Some records
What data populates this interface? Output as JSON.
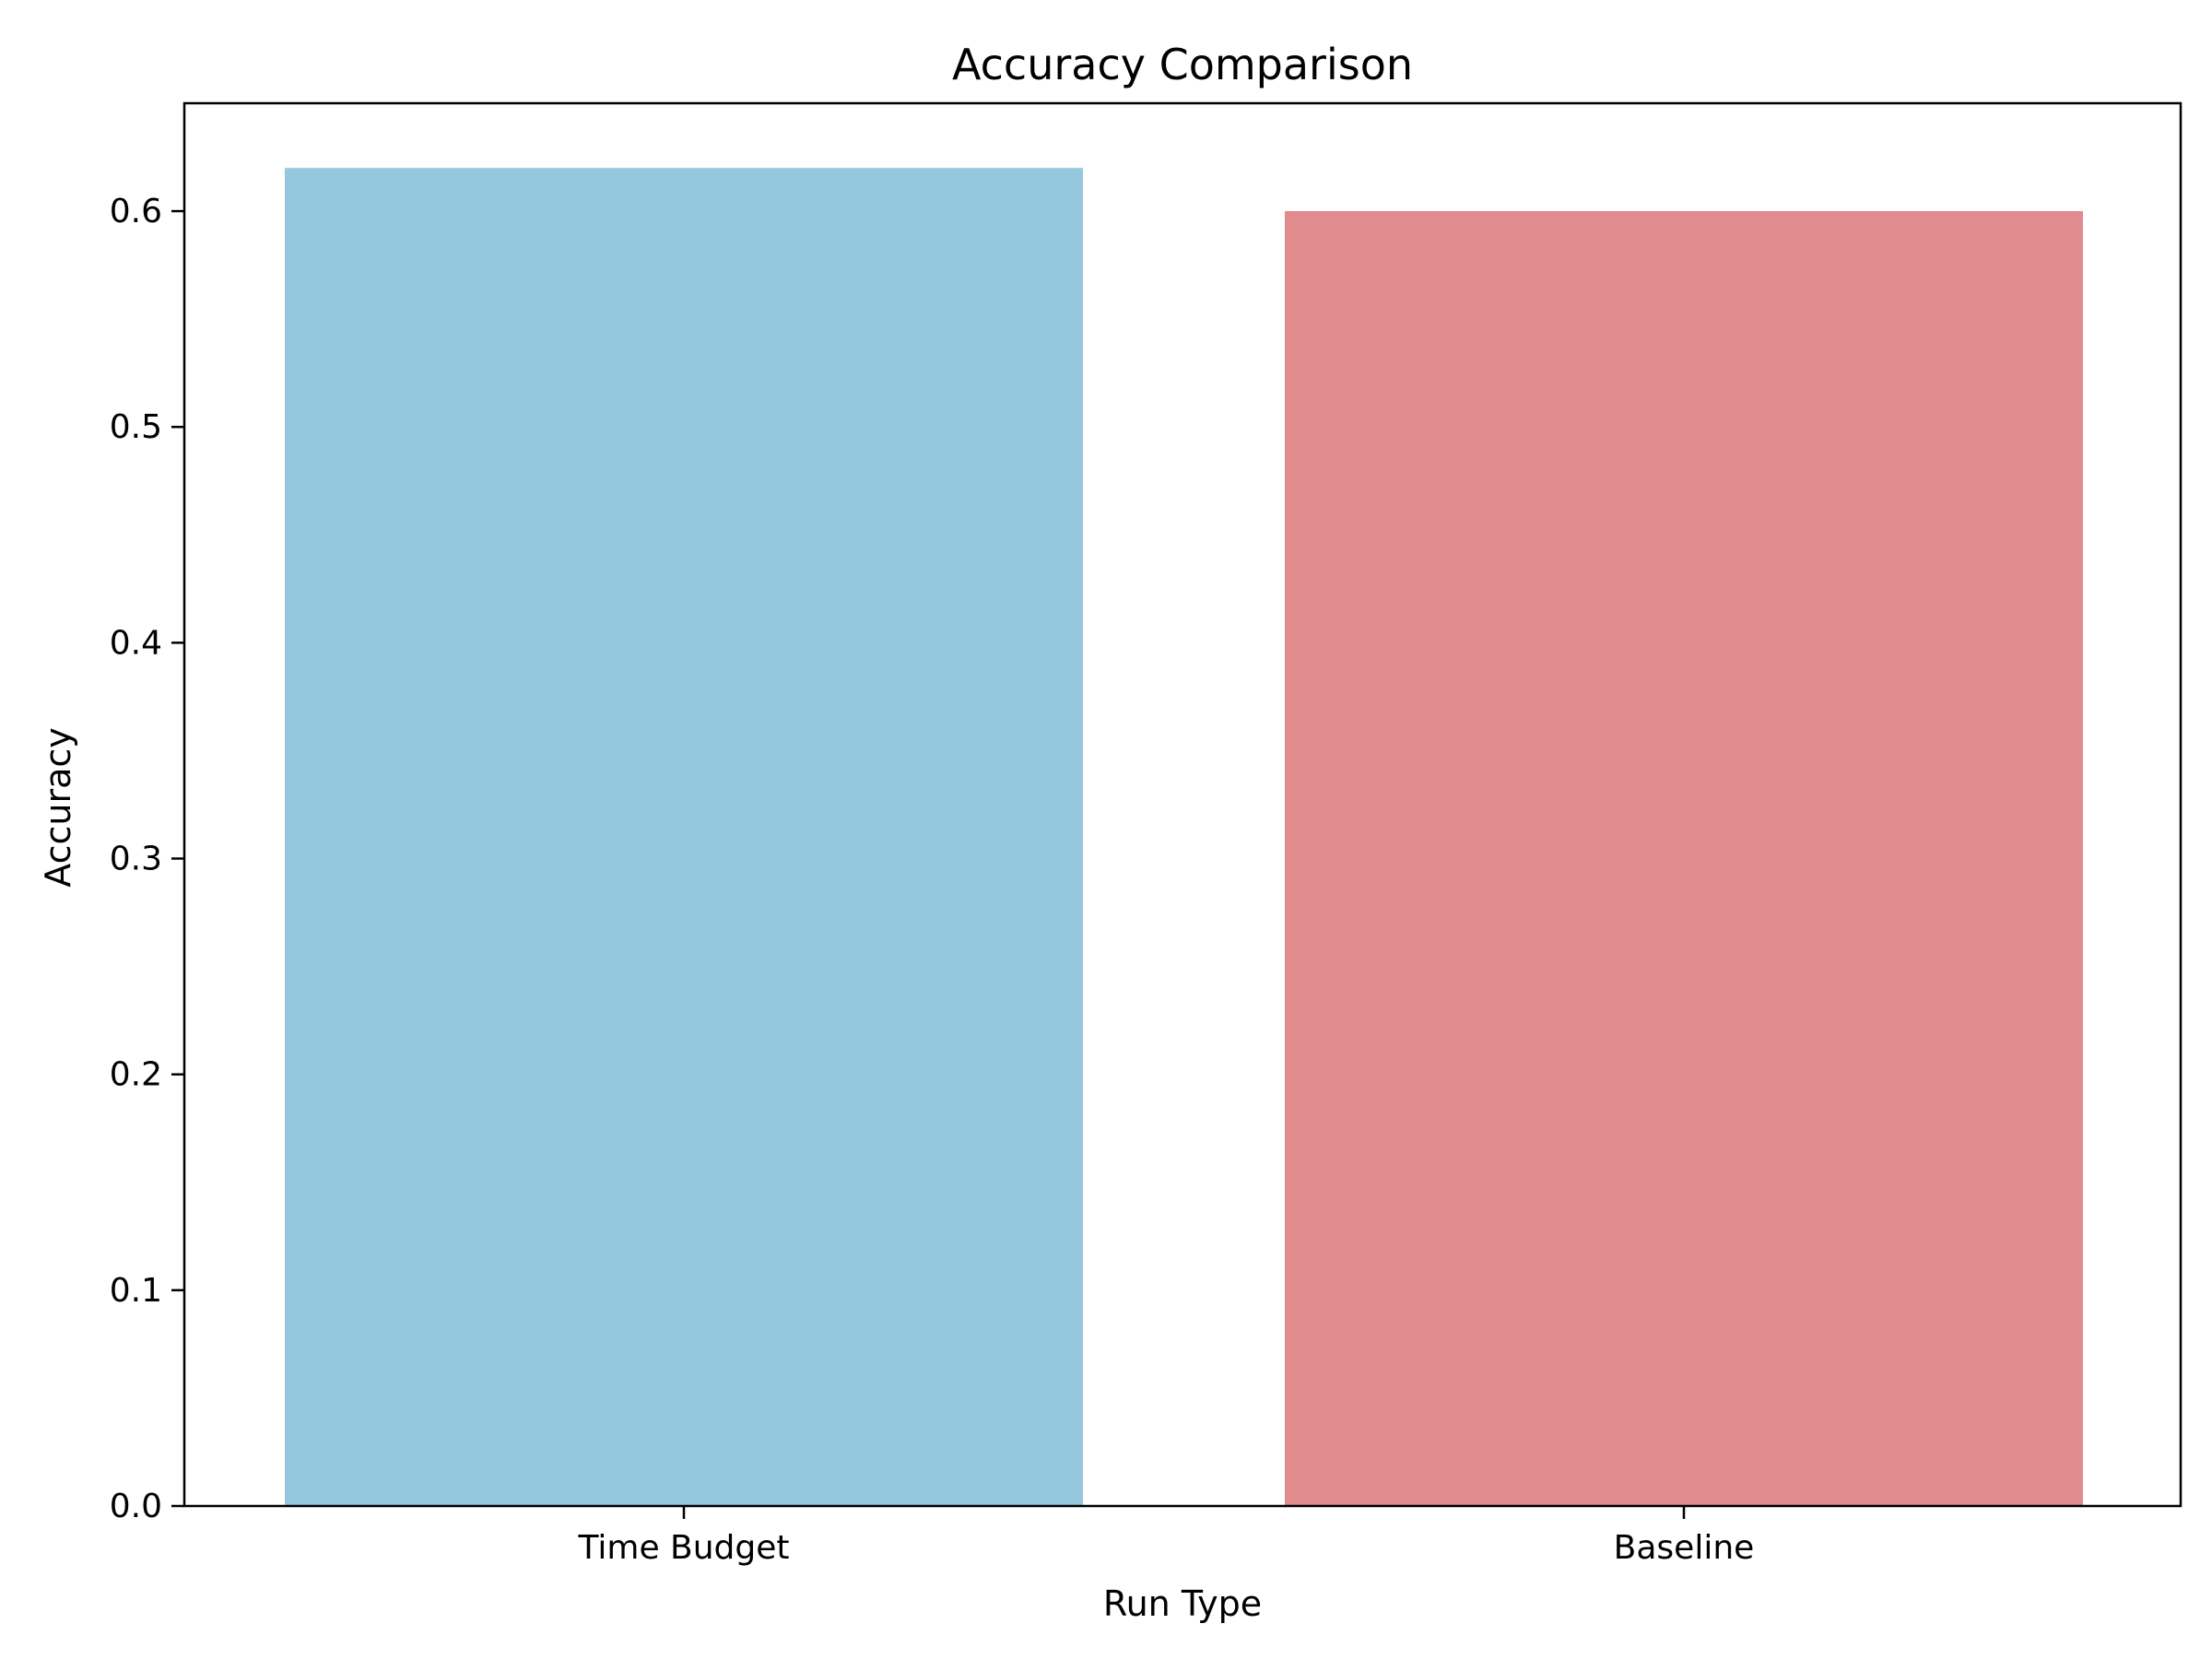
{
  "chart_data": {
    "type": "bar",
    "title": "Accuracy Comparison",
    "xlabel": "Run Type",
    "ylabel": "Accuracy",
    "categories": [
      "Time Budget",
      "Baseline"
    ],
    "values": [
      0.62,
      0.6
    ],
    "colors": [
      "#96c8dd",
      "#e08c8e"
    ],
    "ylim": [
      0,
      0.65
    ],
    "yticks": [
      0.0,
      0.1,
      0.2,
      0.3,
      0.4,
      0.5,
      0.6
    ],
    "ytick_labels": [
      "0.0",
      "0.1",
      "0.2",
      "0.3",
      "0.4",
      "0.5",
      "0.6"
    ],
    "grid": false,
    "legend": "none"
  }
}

• [Direction] Leave the images out, please, and restate each line word for word.

• [Task result]
What data populates this interface? Output as JSON.
{
  "chart_data": {
    "type": "bar",
    "title": "Accuracy Comparison",
    "xlabel": "Run Type",
    "ylabel": "Accuracy",
    "categories": [
      "Time Budget",
      "Baseline"
    ],
    "values": [
      0.62,
      0.6
    ],
    "colors": [
      "#96c8dd",
      "#e08c8e"
    ],
    "ylim": [
      0,
      0.65
    ],
    "yticks": [
      0.0,
      0.1,
      0.2,
      0.3,
      0.4,
      0.5,
      0.6
    ],
    "ytick_labels": [
      "0.0",
      "0.1",
      "0.2",
      "0.3",
      "0.4",
      "0.5",
      "0.6"
    ],
    "grid": false,
    "legend": "none"
  }
}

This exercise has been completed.